[Dataset items]
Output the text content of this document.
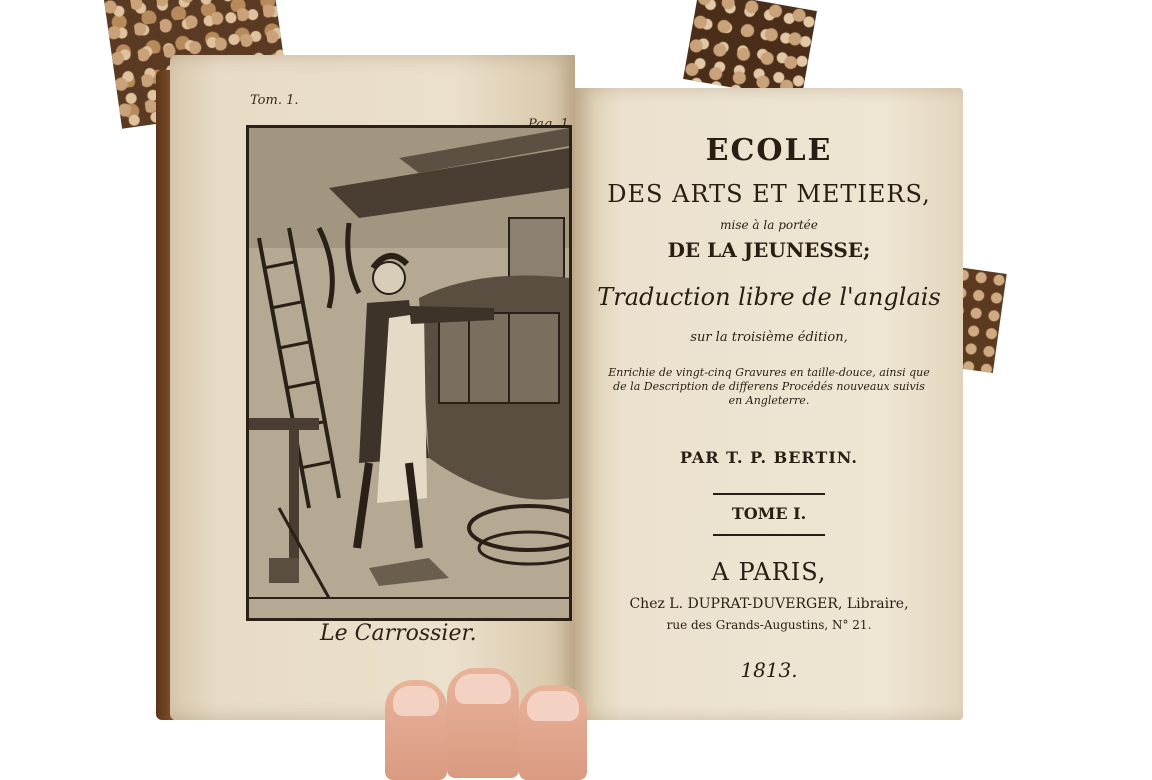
Tom. 1.
Le Carrossier.
ECOLE
DES ARTS ET METIERS,
mise à la portée
DE LA JEUNESSE;
Traduction libre de l'anglais
sur la troisième édition,
Enrichie de vingt-cinq Gravures en taille-douce, ainsi que de la Description de differens Procédés nouveaux suivis en Angleterre.
PAR T. P. BERTIN.
TOME I.
A PARIS,
Chez L. DUPRAT-DUVERGER, Libraire,
rue des Grands-Augustins, N° 21.
1813.
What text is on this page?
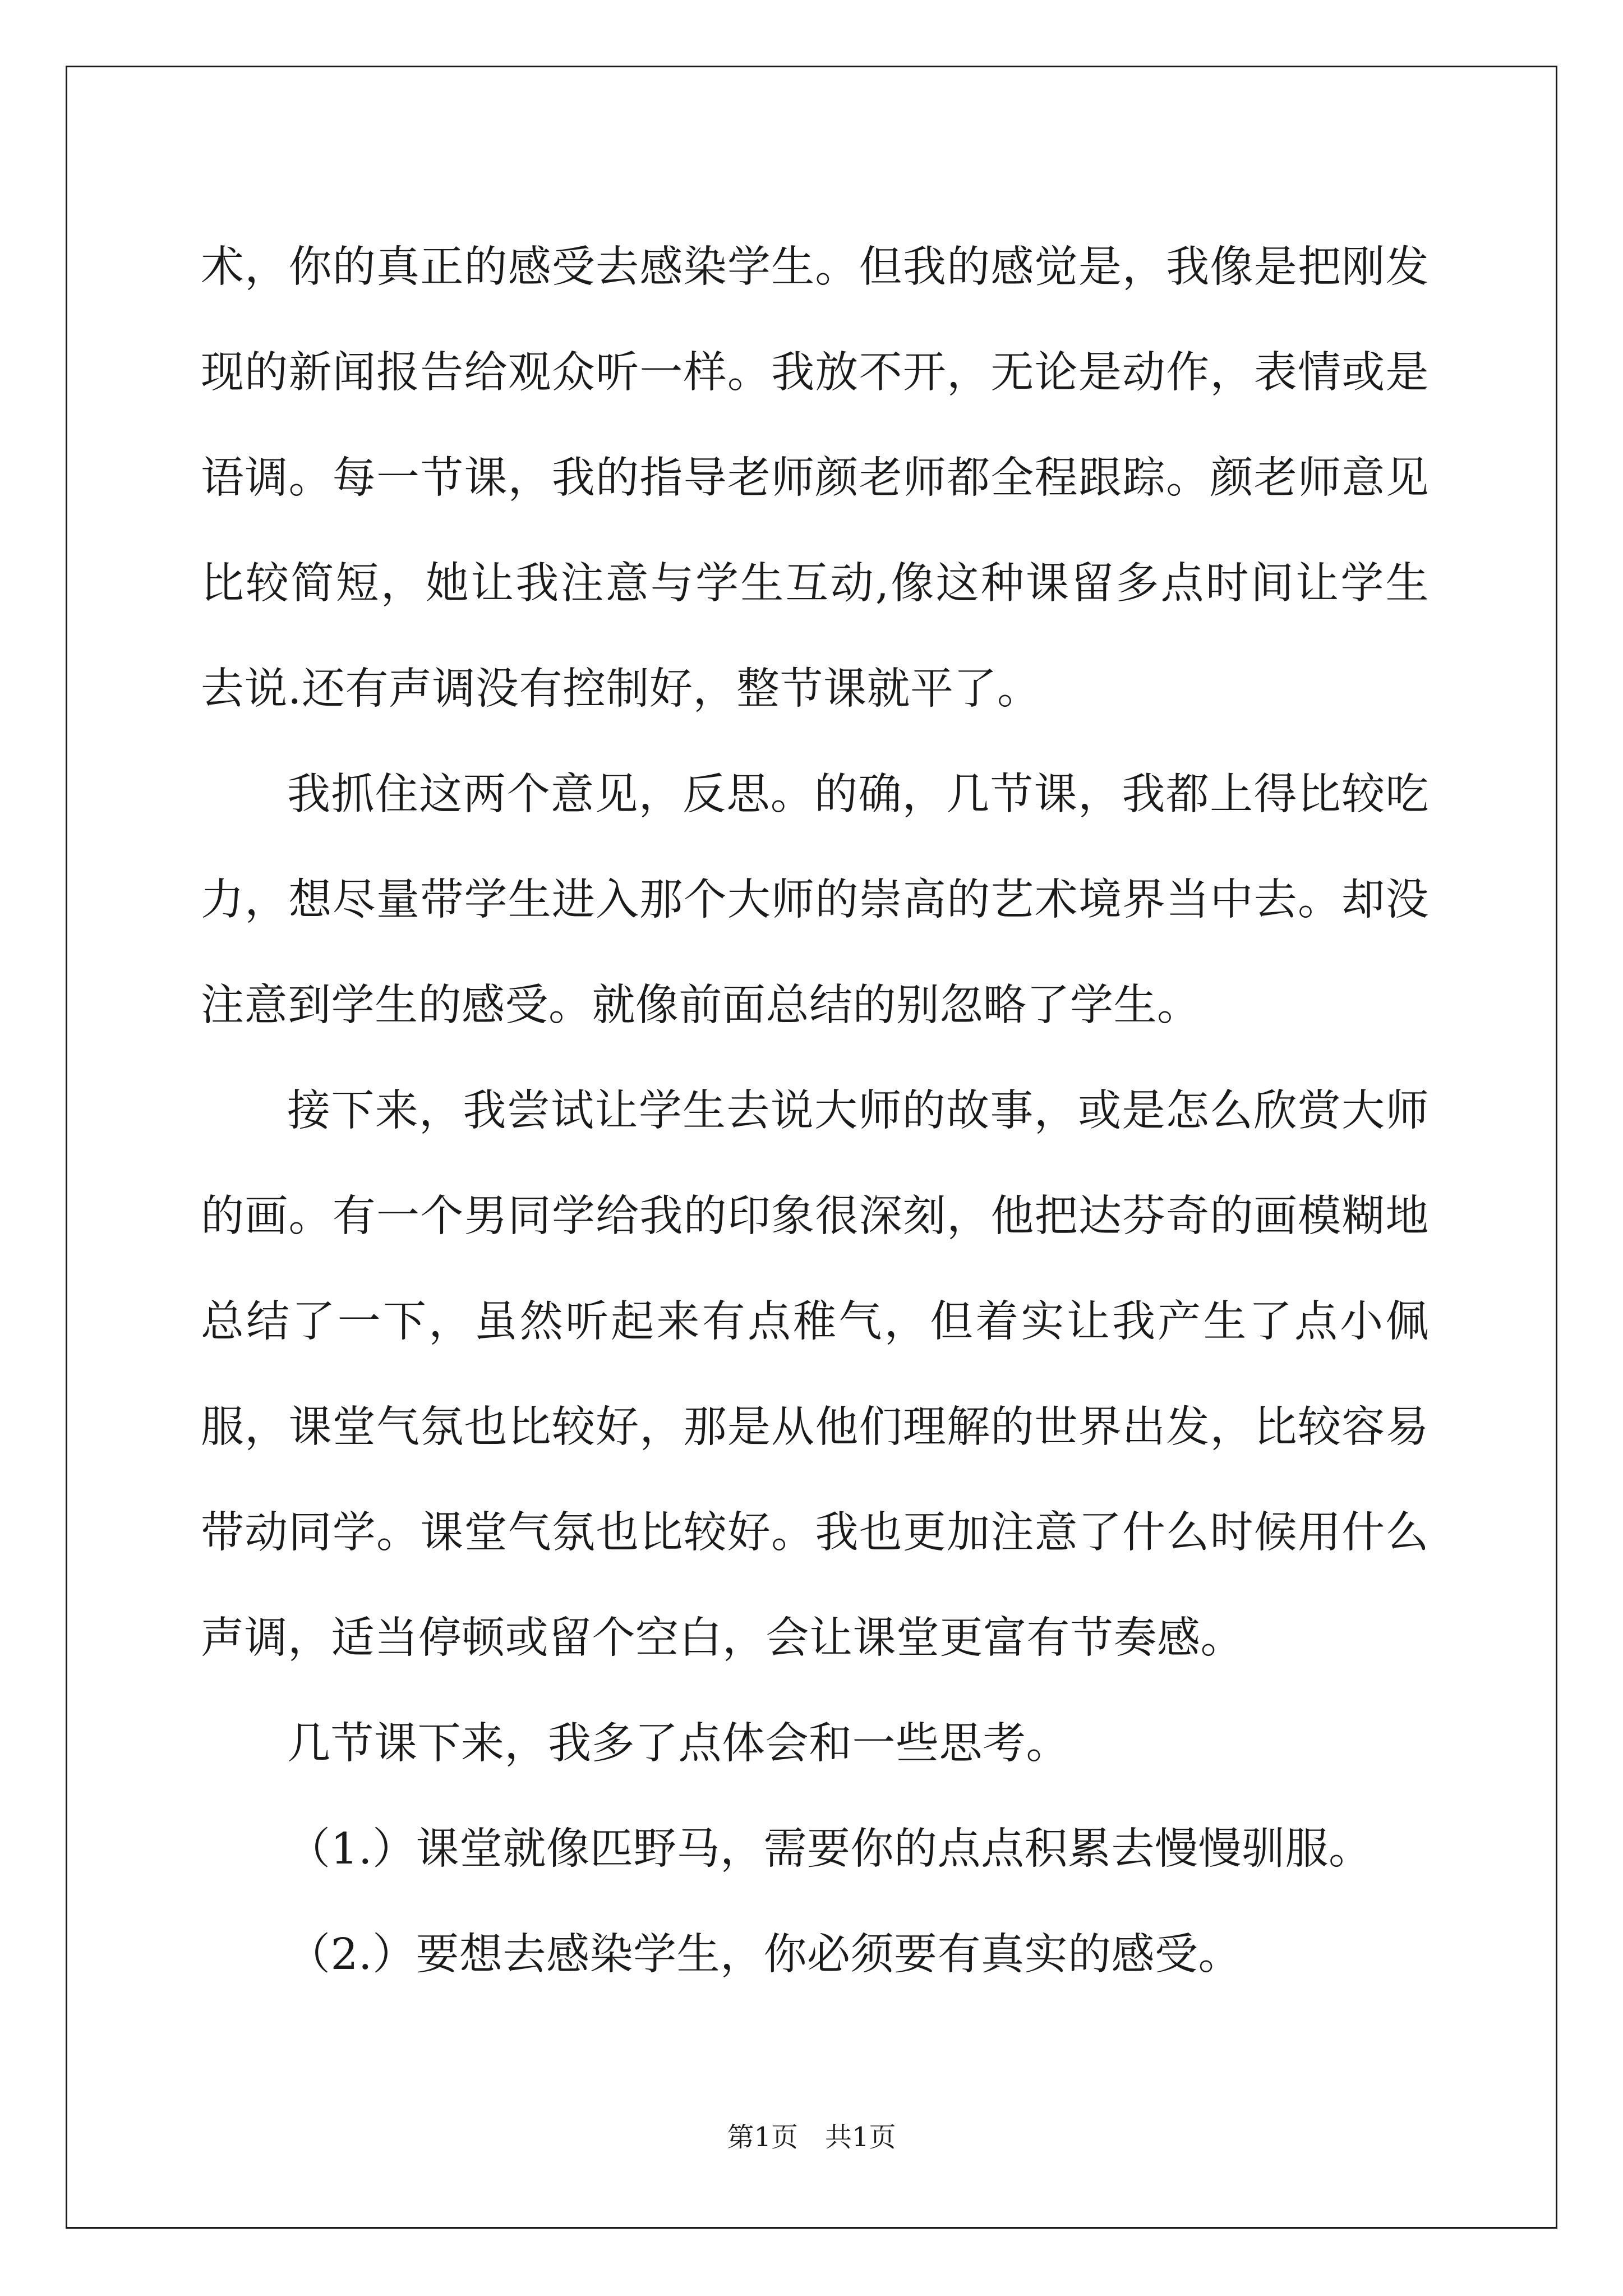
术，你的真正的感受去感染学生。但我的感觉是，我像是把刚发现的新闻报告给观众听一样。我放不开，无论是动作，表情或是语调。每一节课，我的指导老师颜老师都全程跟踪。颜老师意见比较简短，她让我注意与学生互动,像这种课留多点时间让学生去说.还有声调没有控制好，整节课就平了。

我抓住这两个意见，反思。的确，几节课，我都上得比较吃力，想尽量带学生进入那个大师的崇高的艺术境界当中去。却没注意到学生的感受。就像前面总结的别忽略了学生。

接下来，我尝试让学生去说大师的故事，或是怎么欣赏大师的画。有一个男同学给我的印象很深刻，他把达芬奇的画模糊地总结了一下，虽然听起来有点稚气，但着实让我产生了点小佩服，课堂气氛也比较好，那是从他们理解的世界出发，比较容易带动同学。课堂气氛也比较好。我也更加注意了什么时候用什么声调，适当停顿或留个空白，会让课堂更富有节奏感。

几节课下来，我多了点体会和一些思考。

（1.）课堂就像匹野马，需要你的点点积累去慢慢驯服。

（2.）要想去感染学生，你必须要有真实的感受。

第1页　共1页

**Short task**
Retype, word for word, the lines from the one with "What text is on this page?" through the last line of the entries above, and only those lines. Leave pictures out.

**Exercise response**
What text is on this page?
术，你的真正的感受去感染学生。但我的感觉是，我像是把刚发现的新闻报告给观众听一样。我放不开，无论是动作，表情或是语调。每一节课，我的指导老师颜老师都全程跟踪。颜老师意见比较简短，她让我注意与学生互动,像这种课留多点时间让学生去说.还有声调没有控制好，整节课就平了。

我抓住这两个意见，反思。的确，几节课，我都上得比较吃力，想尽量带学生进入那个大师的崇高的艺术境界当中去。却没注意到学生的感受。就像前面总结的别忽略了学生。

接下来，我尝试让学生去说大师的故事，或是怎么欣赏大师的画。有一个男同学给我的印象很深刻，他把达芬奇的画模糊地总结了一下，虽然听起来有点稚气，但着实让我产生了点小佩服，课堂气氛也比较好，那是从他们理解的世界出发，比较容易带动同学。课堂气氛也比较好。我也更加注意了什么时候用什么声调，适当停顿或留个空白，会让课堂更富有节奏感。

几节课下来，我多了点体会和一些思考。

（1.）课堂就像匹野马，需要你的点点积累去慢慢驯服。

（2.）要想去感染学生，你必须要有真实的感受。

第1页　共1页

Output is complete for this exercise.